__Provided records__
—————
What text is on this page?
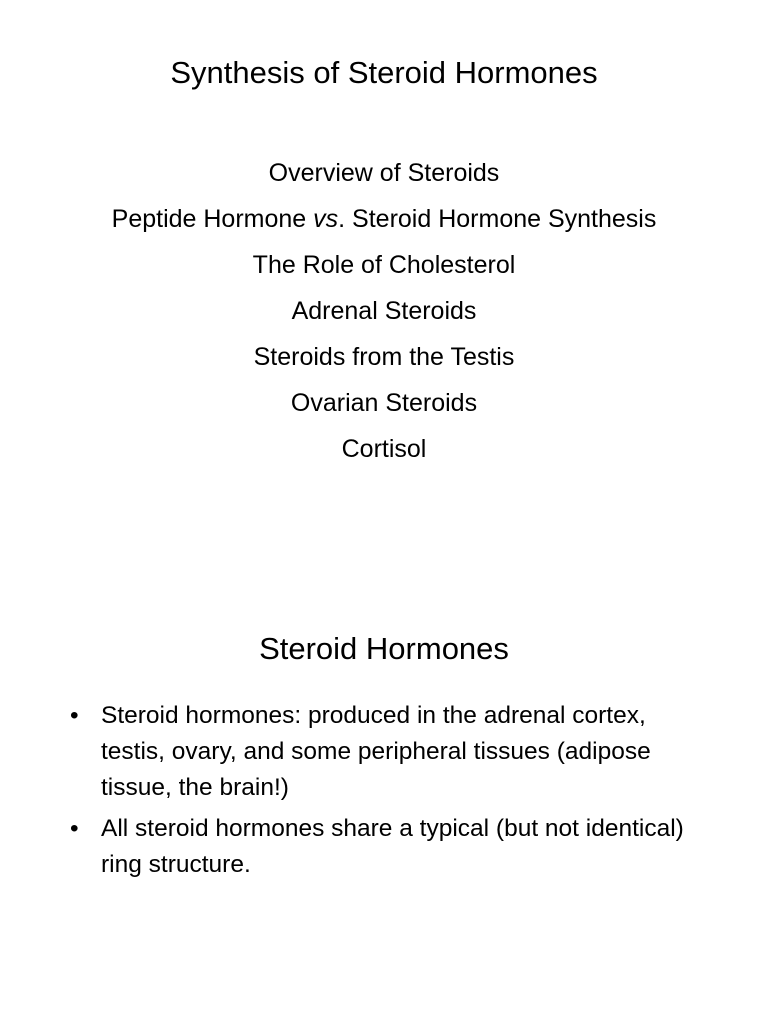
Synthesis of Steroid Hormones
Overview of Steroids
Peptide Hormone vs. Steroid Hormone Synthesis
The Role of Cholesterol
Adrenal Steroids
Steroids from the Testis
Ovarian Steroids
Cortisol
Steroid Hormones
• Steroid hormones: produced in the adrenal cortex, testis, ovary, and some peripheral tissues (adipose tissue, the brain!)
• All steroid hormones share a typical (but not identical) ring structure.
—————
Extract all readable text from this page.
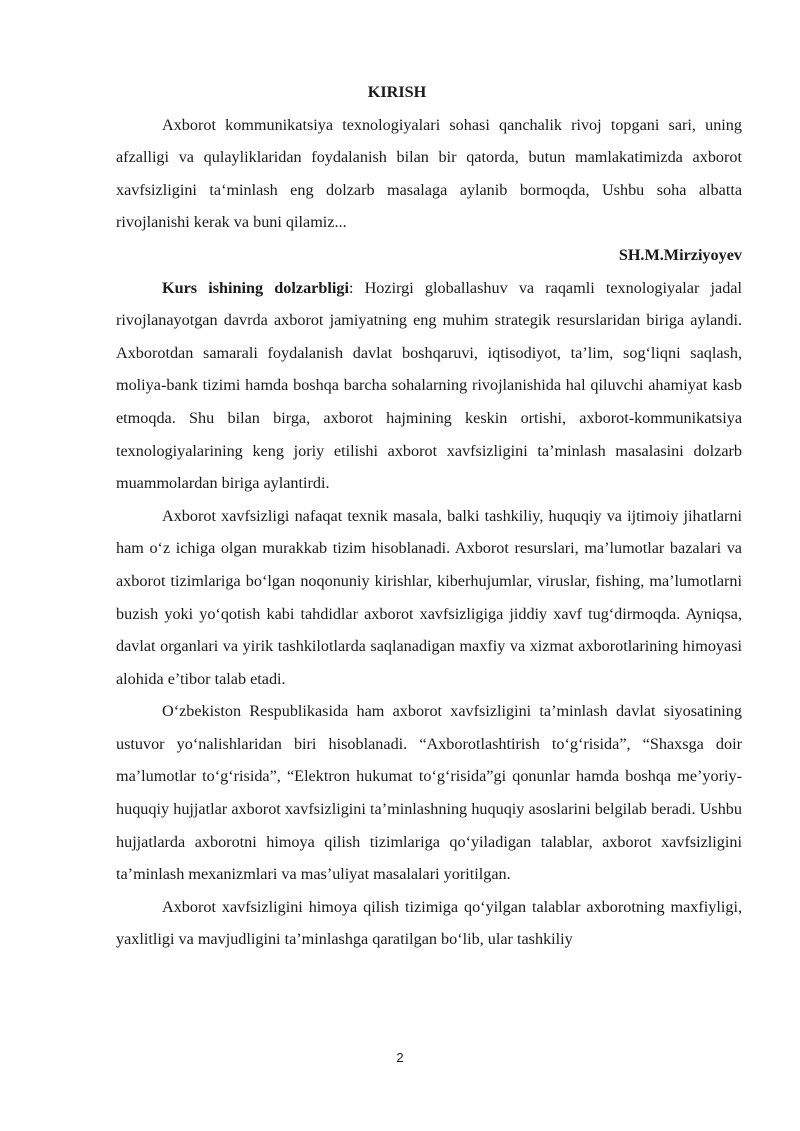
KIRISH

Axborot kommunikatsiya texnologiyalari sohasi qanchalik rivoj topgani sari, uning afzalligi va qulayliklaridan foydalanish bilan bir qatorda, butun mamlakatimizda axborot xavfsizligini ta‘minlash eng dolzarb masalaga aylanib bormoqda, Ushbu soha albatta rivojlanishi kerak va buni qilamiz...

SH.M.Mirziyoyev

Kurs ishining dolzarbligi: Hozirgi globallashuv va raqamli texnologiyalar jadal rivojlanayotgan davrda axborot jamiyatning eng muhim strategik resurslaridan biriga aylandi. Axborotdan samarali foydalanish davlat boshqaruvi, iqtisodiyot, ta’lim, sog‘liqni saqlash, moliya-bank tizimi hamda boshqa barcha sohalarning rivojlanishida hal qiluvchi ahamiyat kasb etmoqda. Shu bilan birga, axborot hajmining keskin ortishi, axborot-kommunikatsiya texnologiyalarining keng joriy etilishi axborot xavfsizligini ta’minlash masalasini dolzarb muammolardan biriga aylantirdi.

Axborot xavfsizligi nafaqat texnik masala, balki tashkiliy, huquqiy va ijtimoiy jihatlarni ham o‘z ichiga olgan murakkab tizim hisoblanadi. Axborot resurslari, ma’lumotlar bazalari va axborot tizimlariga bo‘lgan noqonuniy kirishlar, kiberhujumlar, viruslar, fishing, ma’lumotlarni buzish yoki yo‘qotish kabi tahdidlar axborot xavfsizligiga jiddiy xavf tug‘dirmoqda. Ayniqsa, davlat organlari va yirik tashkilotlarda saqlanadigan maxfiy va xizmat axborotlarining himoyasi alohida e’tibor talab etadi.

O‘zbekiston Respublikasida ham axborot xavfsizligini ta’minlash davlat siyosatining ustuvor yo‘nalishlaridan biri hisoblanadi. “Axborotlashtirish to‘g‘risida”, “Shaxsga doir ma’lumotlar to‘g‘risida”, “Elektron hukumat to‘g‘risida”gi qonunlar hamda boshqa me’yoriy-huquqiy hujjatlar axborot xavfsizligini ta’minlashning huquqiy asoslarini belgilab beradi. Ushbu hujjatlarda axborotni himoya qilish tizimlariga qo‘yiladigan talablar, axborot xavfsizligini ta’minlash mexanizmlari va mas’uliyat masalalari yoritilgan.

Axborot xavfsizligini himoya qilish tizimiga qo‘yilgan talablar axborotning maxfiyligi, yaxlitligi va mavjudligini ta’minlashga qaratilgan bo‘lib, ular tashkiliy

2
—————
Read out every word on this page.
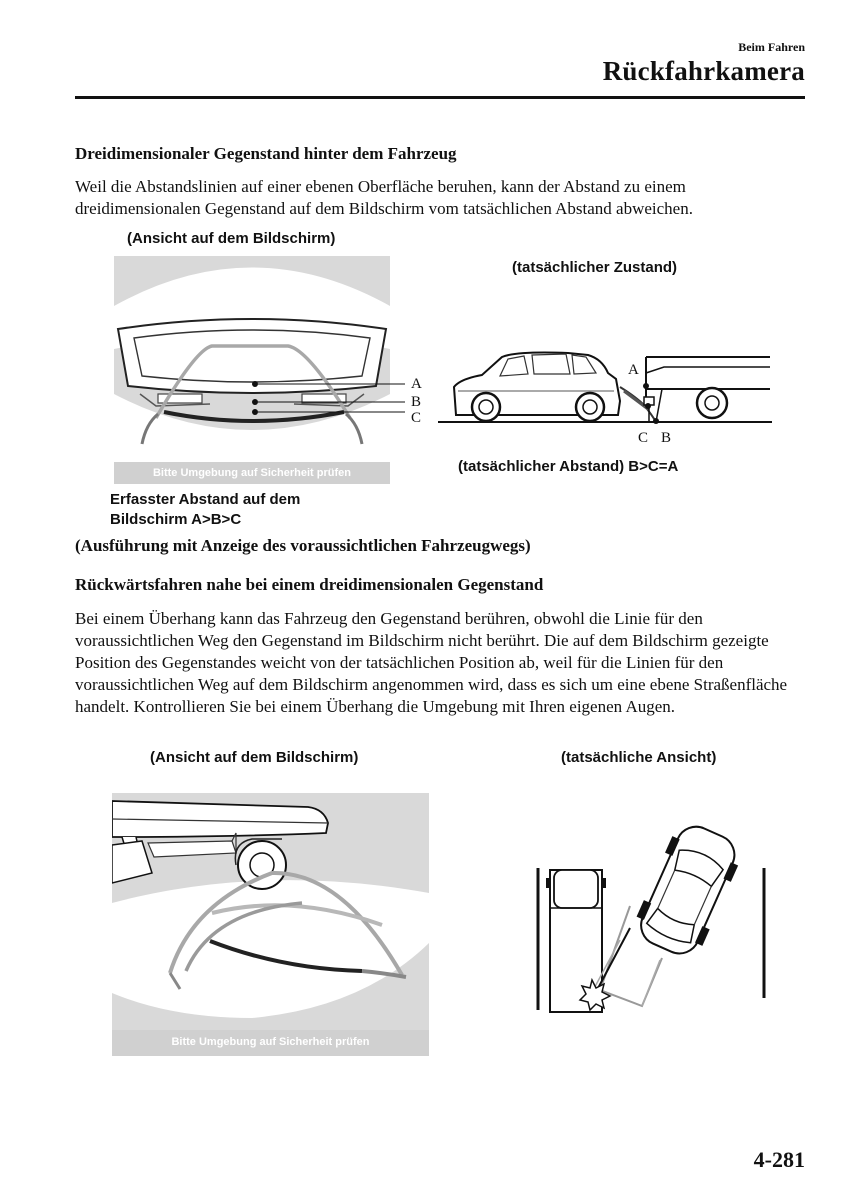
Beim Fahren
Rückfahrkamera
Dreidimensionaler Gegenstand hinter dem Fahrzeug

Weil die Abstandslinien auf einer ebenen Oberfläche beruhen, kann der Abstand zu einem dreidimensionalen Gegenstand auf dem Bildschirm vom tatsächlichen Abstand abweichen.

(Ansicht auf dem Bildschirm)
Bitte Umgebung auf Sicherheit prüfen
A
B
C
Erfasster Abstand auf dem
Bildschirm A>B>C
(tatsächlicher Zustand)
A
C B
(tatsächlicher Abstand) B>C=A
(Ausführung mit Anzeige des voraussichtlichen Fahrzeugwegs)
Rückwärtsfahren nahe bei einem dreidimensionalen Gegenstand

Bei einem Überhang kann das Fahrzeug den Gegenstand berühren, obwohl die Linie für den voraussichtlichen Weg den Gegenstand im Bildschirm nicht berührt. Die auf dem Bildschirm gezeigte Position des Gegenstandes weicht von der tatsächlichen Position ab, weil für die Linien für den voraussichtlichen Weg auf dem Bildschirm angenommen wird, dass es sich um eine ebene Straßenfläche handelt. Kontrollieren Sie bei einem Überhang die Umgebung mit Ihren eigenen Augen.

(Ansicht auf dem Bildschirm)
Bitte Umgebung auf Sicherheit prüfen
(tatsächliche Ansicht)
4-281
—————
__Task brief__
Go through the listing above and find each line containing the string "page"; copy those lines.

__Response to the exercise__
What text is on this page?
Extract all readable text from this page.
Read out every word on this page.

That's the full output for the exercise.